● Instruction: For the data that follows, report how many lines contain the word "ключ", and nothing else.

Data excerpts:
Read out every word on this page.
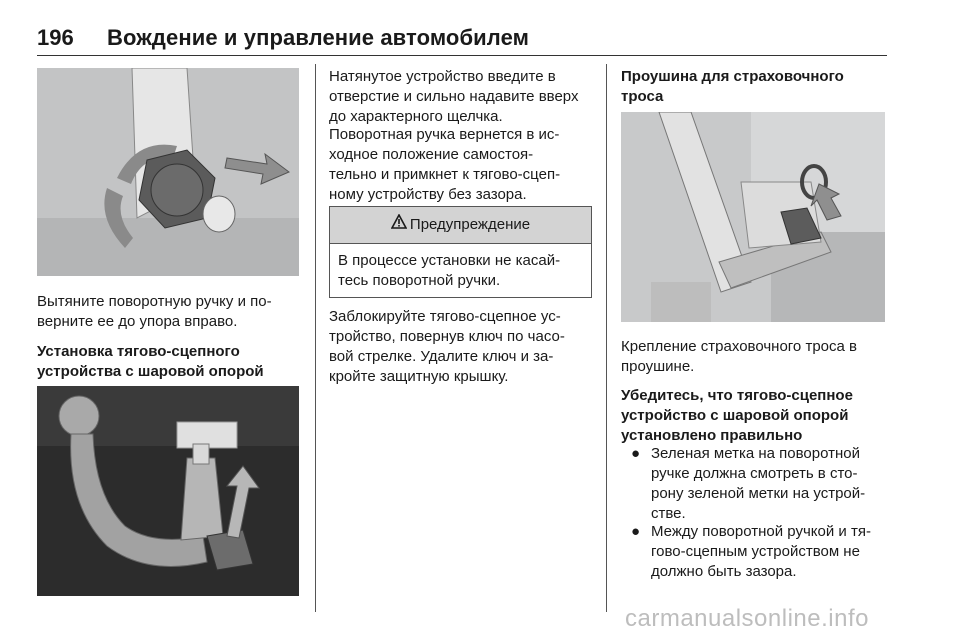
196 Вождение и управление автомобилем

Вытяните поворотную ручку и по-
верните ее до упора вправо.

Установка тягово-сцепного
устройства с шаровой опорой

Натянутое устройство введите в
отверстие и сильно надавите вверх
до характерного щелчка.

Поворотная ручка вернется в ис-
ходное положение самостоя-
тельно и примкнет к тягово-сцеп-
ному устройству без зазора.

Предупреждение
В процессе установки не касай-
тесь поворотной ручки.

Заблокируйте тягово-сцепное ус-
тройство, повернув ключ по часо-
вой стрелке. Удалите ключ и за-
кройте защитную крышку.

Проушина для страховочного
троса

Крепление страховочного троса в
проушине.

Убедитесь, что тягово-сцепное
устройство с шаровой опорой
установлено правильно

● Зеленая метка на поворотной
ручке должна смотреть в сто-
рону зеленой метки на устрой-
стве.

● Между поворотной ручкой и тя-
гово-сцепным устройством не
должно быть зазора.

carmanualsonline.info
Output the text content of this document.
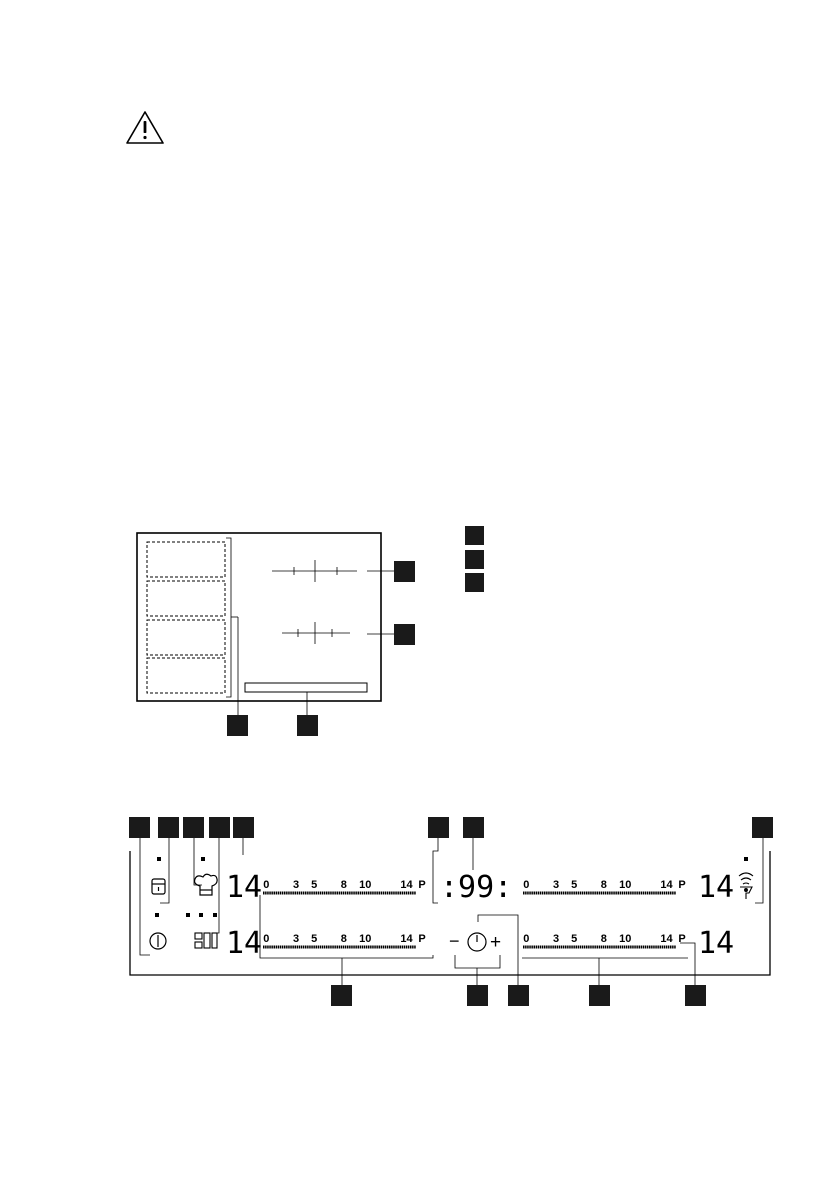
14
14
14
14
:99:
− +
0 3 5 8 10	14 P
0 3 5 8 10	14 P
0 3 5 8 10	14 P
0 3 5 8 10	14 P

● The result: 2